== TASK INPUT

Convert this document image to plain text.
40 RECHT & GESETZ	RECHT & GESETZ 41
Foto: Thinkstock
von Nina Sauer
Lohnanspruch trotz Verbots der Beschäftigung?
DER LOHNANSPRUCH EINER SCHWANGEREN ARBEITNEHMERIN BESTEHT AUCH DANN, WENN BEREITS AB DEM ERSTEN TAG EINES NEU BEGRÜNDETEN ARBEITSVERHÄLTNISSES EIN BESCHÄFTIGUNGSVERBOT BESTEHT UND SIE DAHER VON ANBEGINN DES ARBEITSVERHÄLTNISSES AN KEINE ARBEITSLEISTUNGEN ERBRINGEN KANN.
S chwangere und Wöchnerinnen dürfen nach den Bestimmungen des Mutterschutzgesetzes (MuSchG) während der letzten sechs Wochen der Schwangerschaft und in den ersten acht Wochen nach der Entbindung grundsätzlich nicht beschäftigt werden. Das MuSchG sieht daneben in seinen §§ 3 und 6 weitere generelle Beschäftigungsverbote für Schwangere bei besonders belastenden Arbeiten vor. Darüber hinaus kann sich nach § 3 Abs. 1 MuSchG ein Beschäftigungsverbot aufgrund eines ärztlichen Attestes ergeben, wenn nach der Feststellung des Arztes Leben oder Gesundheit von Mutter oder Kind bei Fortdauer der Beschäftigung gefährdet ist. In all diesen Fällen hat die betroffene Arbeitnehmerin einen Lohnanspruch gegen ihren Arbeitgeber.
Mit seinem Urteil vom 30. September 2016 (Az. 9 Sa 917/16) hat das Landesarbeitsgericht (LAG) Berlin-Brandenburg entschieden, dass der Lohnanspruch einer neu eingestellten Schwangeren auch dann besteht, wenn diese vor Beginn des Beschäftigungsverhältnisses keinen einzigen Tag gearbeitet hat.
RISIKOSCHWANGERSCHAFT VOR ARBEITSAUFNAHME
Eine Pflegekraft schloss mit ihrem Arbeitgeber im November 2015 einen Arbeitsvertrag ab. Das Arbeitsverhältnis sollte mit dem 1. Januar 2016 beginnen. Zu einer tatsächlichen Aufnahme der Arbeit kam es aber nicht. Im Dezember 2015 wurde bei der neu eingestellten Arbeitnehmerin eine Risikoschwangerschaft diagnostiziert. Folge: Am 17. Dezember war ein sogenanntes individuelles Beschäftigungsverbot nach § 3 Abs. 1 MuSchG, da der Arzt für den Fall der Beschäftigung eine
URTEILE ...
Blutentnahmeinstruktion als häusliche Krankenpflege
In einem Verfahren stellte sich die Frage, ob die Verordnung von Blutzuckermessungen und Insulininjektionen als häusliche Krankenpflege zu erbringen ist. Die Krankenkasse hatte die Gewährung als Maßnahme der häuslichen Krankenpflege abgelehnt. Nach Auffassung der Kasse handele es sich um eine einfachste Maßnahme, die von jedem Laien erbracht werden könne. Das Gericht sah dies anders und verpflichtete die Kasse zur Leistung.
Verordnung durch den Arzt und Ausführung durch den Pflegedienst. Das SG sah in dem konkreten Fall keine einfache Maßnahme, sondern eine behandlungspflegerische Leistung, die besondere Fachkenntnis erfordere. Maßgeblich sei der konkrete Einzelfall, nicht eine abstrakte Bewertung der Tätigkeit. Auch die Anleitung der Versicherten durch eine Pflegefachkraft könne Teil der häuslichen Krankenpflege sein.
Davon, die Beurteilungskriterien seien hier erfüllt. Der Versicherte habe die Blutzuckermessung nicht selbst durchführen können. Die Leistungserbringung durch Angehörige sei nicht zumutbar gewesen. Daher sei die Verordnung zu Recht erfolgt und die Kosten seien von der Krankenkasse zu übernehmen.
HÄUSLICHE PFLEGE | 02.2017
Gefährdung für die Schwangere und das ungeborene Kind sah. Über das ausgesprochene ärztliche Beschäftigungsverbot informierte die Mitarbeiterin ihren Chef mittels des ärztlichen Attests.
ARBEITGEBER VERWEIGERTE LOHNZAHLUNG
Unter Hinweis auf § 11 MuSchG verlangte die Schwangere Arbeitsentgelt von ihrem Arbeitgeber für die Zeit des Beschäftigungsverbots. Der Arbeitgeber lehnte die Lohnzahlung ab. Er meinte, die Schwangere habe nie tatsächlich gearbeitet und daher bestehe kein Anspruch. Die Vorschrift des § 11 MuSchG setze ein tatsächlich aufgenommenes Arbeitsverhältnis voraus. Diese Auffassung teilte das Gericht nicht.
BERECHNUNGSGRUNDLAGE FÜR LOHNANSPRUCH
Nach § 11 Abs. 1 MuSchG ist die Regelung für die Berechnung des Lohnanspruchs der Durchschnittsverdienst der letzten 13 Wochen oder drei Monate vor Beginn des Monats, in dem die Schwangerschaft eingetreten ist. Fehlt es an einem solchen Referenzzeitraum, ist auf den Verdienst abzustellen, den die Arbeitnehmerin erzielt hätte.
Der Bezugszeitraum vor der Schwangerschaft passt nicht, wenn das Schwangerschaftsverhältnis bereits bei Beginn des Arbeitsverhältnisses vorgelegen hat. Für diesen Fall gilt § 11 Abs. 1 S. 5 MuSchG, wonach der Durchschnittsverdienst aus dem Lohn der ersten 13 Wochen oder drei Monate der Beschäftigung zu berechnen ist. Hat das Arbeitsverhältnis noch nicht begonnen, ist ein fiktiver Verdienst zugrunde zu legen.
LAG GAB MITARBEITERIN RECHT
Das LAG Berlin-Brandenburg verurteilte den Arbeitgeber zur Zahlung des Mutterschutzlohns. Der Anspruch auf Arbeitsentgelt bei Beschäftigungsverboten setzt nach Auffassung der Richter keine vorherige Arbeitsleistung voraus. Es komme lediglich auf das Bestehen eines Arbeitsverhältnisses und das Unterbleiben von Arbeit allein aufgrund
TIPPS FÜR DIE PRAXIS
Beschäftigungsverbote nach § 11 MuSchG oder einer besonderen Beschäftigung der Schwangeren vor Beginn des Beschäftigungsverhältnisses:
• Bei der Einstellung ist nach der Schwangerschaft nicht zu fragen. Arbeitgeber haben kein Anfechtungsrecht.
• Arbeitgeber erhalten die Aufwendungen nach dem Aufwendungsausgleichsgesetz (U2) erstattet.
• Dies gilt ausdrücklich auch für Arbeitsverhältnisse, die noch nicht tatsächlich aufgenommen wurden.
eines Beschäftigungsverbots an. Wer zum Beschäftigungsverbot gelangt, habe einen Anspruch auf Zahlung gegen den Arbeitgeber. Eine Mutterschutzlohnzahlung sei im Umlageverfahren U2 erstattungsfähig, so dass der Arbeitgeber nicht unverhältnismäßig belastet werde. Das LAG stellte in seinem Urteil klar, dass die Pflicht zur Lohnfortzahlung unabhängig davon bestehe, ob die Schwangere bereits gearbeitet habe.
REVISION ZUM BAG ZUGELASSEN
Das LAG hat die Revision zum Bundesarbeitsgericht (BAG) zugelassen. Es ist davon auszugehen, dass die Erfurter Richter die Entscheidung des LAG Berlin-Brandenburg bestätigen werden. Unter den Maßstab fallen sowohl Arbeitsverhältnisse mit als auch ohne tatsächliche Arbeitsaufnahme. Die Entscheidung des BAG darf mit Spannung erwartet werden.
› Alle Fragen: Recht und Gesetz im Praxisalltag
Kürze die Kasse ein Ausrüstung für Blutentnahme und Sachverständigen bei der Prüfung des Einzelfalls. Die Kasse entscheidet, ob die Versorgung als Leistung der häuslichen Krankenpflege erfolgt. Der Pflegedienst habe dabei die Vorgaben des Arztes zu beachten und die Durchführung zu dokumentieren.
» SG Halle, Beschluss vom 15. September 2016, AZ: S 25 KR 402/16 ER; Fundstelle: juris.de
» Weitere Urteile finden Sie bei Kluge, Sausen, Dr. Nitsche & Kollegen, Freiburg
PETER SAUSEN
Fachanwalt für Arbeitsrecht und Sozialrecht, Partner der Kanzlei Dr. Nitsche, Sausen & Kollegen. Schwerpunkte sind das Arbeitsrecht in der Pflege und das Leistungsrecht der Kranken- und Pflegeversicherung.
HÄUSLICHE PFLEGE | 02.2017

====
== TASK INPUT

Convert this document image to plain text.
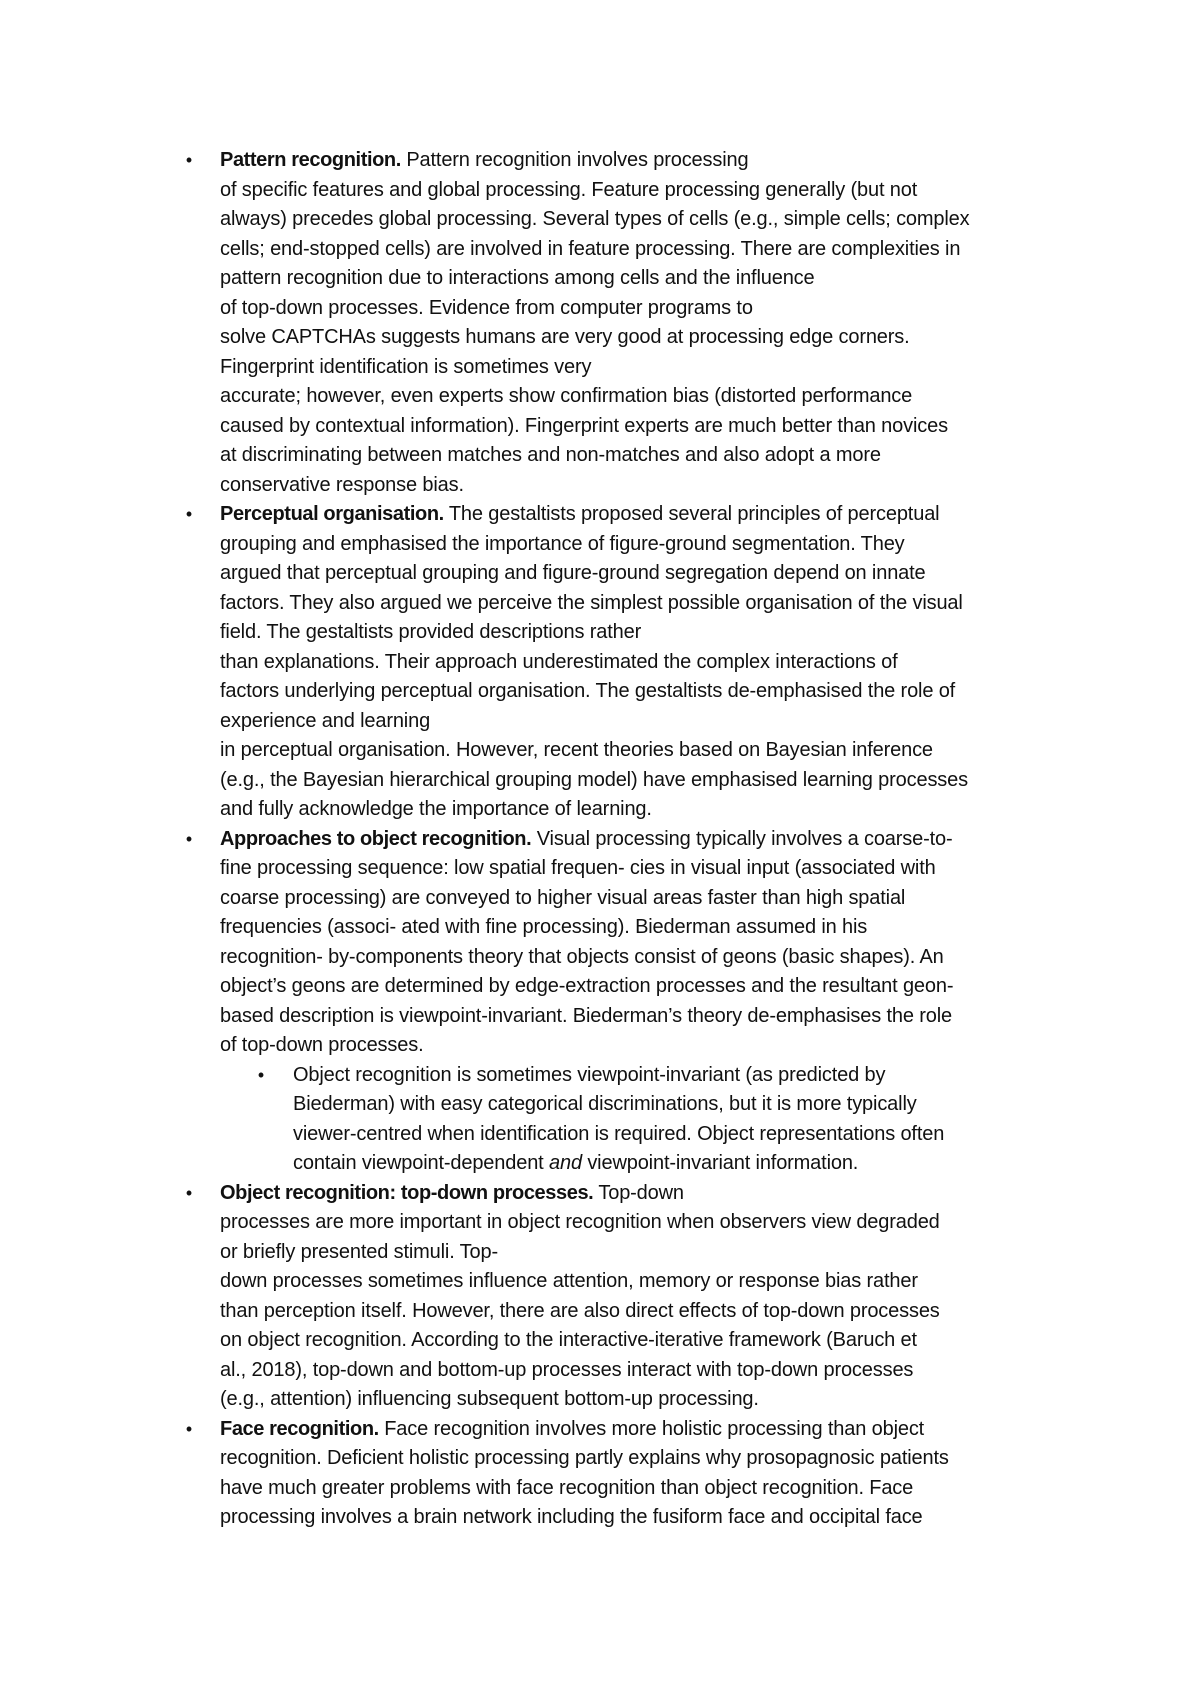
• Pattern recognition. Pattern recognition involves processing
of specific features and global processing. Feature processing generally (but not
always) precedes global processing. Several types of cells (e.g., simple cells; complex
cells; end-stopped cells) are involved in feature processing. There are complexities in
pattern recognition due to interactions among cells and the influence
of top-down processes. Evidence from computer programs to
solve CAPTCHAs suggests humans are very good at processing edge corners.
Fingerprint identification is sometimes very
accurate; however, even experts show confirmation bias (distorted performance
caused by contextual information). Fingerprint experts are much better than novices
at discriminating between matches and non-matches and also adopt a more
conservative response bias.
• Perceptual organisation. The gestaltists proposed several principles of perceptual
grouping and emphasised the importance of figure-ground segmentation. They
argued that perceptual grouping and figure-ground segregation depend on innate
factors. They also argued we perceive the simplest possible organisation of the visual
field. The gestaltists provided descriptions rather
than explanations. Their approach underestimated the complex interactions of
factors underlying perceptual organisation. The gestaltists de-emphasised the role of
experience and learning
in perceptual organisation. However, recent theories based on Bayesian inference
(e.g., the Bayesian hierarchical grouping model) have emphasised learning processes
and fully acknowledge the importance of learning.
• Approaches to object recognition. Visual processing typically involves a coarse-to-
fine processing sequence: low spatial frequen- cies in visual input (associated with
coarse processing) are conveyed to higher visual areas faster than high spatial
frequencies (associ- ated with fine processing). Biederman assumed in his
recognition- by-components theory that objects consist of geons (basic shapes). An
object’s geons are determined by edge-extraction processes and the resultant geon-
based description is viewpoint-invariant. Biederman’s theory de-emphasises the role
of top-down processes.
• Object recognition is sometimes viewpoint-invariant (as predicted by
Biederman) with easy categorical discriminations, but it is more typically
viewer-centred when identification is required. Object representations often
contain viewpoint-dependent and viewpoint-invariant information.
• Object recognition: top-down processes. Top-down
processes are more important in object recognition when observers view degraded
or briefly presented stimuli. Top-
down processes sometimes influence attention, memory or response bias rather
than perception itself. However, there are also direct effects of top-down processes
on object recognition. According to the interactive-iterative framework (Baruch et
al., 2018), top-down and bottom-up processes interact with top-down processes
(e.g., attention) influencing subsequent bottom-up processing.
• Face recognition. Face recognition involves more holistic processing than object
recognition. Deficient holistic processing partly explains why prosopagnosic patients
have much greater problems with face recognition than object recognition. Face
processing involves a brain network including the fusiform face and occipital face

====
== TASK INPUT

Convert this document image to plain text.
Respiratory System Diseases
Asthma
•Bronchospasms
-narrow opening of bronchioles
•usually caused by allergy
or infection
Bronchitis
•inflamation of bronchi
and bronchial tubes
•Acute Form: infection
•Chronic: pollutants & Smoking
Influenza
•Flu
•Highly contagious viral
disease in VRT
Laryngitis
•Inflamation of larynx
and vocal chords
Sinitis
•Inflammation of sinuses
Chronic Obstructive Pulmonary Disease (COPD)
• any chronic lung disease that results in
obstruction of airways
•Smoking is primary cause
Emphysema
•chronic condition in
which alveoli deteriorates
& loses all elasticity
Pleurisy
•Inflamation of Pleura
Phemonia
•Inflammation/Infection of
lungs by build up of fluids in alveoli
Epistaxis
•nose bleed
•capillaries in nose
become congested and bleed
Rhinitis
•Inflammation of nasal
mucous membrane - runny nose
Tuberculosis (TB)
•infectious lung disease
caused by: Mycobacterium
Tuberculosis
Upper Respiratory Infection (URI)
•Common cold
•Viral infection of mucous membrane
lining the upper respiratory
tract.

====

Copy out each line of the entries above that holds "Beschäftigungsverbots".

Unter Hinweis auf § 11 MuSchG verlangte die Schwangere Arbeitsentgelt von ihrem Arbeitgeber für die Zeit des Beschäftigungsverbots. Der Arbeitgeber lehnte die Lohnzahlung ab. Er meinte, die Schwangere habe nie tatsächlich gearbeitet und daher bestehe kein Anspruch. Die Vorschrift des § 11 MuSchG setze ein tatsächlich aufgenommenes Arbeitsverhältnis voraus. Diese Auffassung teilte das Gericht nicht.
eines Beschäftigungsverbots an. Wer zum Beschäftigungsverbot gelangt, habe einen Anspruch auf Zahlung gegen den Arbeitgeber. Eine Mutterschutzlohnzahlung sei im Umlageverfahren U2 erstattungsfähig, so dass der Arbeitgeber nicht unverhältnismäßig belastet werde. Das LAG stellte in seinem Urteil klar, dass die Pflicht zur Lohnfortzahlung unabhängig davon bestehe, ob die Schwangere bereits gearbeitet habe.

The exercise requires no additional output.